Dataset rows about figures:
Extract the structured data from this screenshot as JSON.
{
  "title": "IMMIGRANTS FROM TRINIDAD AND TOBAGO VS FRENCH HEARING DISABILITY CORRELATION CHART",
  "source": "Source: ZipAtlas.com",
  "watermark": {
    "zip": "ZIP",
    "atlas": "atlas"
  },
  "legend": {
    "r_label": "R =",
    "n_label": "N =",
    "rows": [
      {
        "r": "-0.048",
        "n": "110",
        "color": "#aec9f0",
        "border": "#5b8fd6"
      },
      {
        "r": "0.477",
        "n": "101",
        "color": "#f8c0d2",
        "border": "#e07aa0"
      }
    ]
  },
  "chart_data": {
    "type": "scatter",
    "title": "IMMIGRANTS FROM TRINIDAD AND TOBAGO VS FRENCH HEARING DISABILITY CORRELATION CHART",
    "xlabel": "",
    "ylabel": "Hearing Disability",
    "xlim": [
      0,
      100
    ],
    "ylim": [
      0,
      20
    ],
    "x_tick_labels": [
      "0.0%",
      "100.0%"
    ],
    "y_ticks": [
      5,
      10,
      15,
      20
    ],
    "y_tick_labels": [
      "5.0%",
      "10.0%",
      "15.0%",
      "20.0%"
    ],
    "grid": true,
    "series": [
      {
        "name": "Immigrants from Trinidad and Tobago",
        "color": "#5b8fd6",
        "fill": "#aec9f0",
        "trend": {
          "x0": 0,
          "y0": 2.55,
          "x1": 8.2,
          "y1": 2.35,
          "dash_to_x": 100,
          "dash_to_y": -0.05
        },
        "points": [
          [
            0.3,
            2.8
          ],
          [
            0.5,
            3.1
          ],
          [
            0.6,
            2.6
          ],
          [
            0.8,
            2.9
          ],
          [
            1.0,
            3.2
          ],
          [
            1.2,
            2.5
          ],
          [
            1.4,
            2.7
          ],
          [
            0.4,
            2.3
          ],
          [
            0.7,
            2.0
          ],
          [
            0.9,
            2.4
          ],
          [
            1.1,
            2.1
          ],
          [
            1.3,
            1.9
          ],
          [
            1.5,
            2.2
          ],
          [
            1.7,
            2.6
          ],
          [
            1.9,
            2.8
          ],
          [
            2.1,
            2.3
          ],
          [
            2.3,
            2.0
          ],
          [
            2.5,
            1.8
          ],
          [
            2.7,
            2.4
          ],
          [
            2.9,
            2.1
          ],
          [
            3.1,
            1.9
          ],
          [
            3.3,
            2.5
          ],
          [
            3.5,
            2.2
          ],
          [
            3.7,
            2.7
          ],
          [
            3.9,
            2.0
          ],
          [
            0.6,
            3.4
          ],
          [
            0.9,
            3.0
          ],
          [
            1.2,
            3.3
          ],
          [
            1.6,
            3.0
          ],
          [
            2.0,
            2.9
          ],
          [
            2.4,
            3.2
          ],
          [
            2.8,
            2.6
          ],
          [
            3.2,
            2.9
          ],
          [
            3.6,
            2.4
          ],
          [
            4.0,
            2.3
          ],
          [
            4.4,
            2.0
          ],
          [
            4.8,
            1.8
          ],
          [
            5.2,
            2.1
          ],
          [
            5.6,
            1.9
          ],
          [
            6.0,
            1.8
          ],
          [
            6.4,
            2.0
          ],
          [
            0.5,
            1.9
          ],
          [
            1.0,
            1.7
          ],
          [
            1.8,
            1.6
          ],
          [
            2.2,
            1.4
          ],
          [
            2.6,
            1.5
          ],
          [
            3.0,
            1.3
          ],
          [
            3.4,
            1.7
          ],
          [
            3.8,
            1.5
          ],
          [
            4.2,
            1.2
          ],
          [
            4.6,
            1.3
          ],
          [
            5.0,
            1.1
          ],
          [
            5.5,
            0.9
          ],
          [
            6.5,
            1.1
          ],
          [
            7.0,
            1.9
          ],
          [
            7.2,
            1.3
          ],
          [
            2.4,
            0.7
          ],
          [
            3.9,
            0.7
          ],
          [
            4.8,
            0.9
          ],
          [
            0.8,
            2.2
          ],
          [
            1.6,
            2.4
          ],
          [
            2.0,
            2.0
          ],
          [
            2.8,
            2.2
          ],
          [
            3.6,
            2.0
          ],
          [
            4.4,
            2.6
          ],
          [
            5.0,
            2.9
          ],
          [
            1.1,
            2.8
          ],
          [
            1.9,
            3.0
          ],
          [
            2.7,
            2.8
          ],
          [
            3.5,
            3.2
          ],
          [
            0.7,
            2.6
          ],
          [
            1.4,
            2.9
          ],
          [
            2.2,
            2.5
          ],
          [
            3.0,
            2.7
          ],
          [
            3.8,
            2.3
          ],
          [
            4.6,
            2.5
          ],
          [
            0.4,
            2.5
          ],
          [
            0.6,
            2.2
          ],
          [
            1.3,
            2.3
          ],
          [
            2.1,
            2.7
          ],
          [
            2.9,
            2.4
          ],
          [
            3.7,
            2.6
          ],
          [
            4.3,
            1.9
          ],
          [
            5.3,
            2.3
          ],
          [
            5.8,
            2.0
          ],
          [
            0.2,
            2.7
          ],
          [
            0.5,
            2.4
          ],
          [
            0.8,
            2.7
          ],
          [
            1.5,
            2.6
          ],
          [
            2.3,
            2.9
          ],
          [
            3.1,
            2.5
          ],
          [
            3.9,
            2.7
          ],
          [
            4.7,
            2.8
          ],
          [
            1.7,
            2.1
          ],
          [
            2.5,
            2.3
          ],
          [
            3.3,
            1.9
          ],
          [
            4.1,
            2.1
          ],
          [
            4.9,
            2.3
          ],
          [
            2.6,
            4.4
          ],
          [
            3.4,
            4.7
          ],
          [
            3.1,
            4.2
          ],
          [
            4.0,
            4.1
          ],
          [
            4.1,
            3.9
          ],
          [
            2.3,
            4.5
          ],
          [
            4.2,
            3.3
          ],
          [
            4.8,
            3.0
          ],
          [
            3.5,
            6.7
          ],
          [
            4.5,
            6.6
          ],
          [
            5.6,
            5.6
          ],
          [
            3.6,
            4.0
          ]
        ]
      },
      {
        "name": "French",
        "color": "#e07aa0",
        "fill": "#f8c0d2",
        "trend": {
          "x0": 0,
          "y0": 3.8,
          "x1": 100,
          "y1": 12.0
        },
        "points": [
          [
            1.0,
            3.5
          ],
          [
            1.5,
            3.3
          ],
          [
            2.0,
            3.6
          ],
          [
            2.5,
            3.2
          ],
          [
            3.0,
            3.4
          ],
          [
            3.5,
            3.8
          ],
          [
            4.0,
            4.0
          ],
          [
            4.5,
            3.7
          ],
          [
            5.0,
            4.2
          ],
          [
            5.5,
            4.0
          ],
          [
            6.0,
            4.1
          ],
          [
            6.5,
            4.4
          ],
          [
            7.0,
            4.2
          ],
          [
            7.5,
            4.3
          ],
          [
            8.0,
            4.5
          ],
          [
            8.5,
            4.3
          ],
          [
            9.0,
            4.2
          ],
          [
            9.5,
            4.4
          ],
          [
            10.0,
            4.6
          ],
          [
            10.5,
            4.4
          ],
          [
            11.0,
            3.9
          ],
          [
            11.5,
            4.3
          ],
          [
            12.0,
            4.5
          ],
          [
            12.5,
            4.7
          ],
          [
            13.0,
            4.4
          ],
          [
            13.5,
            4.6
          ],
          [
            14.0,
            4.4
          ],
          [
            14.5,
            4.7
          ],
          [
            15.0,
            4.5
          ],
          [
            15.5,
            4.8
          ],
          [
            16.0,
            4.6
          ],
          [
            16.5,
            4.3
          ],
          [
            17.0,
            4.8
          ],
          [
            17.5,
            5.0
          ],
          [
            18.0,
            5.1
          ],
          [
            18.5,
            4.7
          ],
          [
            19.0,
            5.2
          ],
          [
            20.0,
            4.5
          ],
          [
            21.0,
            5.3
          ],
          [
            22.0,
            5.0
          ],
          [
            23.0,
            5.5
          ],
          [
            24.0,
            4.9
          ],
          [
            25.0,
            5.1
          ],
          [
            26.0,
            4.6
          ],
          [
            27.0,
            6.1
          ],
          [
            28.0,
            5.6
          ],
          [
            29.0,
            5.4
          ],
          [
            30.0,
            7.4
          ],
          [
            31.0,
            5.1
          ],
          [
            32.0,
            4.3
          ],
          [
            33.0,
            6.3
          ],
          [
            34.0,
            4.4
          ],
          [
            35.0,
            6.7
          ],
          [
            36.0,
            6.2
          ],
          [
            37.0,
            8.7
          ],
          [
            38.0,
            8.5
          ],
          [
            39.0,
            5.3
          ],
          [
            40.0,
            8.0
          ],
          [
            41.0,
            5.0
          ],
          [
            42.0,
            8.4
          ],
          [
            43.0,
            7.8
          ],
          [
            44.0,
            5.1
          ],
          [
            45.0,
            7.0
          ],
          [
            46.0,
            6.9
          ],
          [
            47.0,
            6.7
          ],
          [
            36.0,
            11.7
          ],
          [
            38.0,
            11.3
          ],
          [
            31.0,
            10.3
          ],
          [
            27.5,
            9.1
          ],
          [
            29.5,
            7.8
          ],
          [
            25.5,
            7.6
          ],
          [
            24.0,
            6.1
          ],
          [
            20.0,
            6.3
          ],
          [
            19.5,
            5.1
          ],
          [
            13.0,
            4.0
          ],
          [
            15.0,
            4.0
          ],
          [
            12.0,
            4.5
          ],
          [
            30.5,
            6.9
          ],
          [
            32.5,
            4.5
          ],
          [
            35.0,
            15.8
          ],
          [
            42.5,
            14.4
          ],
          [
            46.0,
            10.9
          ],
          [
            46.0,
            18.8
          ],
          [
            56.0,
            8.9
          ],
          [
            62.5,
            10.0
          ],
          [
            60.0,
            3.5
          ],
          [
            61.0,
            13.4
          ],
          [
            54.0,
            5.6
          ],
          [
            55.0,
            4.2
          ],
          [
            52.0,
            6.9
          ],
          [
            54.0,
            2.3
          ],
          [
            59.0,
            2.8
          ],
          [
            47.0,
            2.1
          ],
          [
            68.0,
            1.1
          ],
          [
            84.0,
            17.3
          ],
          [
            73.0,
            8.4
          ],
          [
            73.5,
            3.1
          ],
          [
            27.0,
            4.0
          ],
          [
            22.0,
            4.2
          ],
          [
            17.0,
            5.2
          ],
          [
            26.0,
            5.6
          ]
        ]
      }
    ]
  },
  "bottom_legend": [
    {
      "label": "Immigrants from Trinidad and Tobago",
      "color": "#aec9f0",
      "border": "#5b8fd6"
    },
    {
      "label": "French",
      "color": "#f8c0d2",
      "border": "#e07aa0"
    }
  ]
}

## EXERCISE DIRECTIONS
State how many lines of the listing include the word "title". Reply with the number alone.

## SOLVED PROBLEM
2